■ **WHAT NEEDS TO BE DONE**:
The entries below contain pictures. Retype everything except those pictures, exactly as given.

* begin STORED RECORDS *

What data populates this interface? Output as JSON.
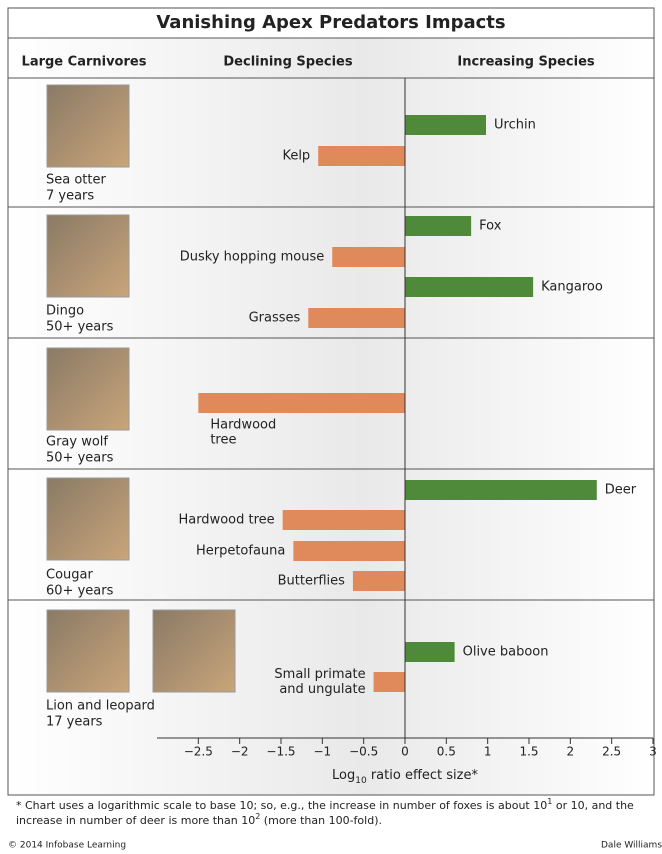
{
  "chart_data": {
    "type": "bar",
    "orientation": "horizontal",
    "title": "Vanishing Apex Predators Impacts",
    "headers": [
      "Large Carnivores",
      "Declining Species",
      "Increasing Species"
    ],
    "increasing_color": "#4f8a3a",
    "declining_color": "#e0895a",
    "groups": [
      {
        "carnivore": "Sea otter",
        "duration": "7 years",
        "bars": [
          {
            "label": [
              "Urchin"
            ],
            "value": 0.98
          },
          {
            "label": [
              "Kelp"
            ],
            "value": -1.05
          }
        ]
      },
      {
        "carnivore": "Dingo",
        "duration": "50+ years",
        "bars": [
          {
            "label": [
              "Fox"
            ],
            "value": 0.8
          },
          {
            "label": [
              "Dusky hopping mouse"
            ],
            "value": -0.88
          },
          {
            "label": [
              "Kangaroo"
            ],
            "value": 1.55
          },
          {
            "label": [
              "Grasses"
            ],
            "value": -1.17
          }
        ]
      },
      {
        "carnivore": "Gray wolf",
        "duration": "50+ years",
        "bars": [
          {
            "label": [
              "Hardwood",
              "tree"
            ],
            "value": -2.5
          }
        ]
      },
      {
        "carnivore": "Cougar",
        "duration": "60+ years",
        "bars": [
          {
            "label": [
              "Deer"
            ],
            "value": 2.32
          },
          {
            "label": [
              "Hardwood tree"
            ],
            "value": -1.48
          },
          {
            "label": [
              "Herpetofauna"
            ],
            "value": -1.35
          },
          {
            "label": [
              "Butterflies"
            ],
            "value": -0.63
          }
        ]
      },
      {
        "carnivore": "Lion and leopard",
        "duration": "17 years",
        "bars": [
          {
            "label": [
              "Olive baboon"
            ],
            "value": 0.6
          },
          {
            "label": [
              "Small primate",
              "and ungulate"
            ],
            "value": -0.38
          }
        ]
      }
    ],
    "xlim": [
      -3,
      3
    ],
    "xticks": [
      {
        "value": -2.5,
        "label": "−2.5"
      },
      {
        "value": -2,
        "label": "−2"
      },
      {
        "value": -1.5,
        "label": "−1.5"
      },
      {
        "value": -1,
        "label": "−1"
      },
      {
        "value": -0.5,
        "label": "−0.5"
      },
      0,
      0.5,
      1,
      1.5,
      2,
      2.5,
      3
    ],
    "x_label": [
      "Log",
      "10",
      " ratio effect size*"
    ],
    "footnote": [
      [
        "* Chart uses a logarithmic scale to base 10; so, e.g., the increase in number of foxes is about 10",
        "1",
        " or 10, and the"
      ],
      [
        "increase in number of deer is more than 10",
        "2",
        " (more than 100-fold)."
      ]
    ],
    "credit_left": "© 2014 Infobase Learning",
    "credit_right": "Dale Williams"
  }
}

* end STORED RECORDS *

■ **RESULT BELOW**:
What data populates this interface? Output as JSON.
{
  "chart_data": {
    "type": "bar",
    "orientation": "horizontal",
    "title": "Vanishing Apex Predators Impacts",
    "headers": [
      "Large Carnivores",
      "Declining Species",
      "Increasing Species"
    ],
    "increasing_color": "#4f8a3a",
    "declining_color": "#e0895a",
    "groups": [
      {
        "carnivore": "Sea otter",
        "duration": "7 years",
        "bars": [
          {
            "label": [
              "Urchin"
            ],
            "value": 0.98
          },
          {
            "label": [
              "Kelp"
            ],
            "value": -1.05
          }
        ]
      },
      {
        "carnivore": "Dingo",
        "duration": "50+ years",
        "bars": [
          {
            "label": [
              "Fox"
            ],
            "value": 0.8
          },
          {
            "label": [
              "Dusky hopping mouse"
            ],
            "value": -0.88
          },
          {
            "label": [
              "Kangaroo"
            ],
            "value": 1.55
          },
          {
            "label": [
              "Grasses"
            ],
            "value": -1.17
          }
        ]
      },
      {
        "carnivore": "Gray wolf",
        "duration": "50+ years",
        "bars": [
          {
            "label": [
              "Hardwood",
              "tree"
            ],
            "value": -2.5
          }
        ]
      },
      {
        "carnivore": "Cougar",
        "duration": "60+ years",
        "bars": [
          {
            "label": [
              "Deer"
            ],
            "value": 2.32
          },
          {
            "label": [
              "Hardwood tree"
            ],
            "value": -1.48
          },
          {
            "label": [
              "Herpetofauna"
            ],
            "value": -1.35
          },
          {
            "label": [
              "Butterflies"
            ],
            "value": -0.63
          }
        ]
      },
      {
        "carnivore": "Lion and leopard",
        "duration": "17 years",
        "bars": [
          {
            "label": [
              "Olive baboon"
            ],
            "value": 0.6
          },
          {
            "label": [
              "Small primate",
              "and ungulate"
            ],
            "value": -0.38
          }
        ]
      }
    ],
    "xlim": [
      -3,
      3
    ],
    "xticks": [
      {
        "value": -2.5,
        "label": "−2.5"
      },
      {
        "value": -2,
        "label": "−2"
      },
      {
        "value": -1.5,
        "label": "−1.5"
      },
      {
        "value": -1,
        "label": "−1"
      },
      {
        "value": -0.5,
        "label": "−0.5"
      },
      0,
      0.5,
      1,
      1.5,
      2,
      2.5,
      3
    ],
    "x_label": [
      "Log",
      "10",
      " ratio effect size*"
    ],
    "footnote": [
      [
        "* Chart uses a logarithmic scale to base 10; so, e.g., the increase in number of foxes is about 10",
        "1",
        " or 10, and the"
      ],
      [
        "increase in number of deer is more than 10",
        "2",
        " (more than 100-fold)."
      ]
    ],
    "credit_left": "© 2014 Infobase Learning",
    "credit_right": "Dale Williams"
  }
}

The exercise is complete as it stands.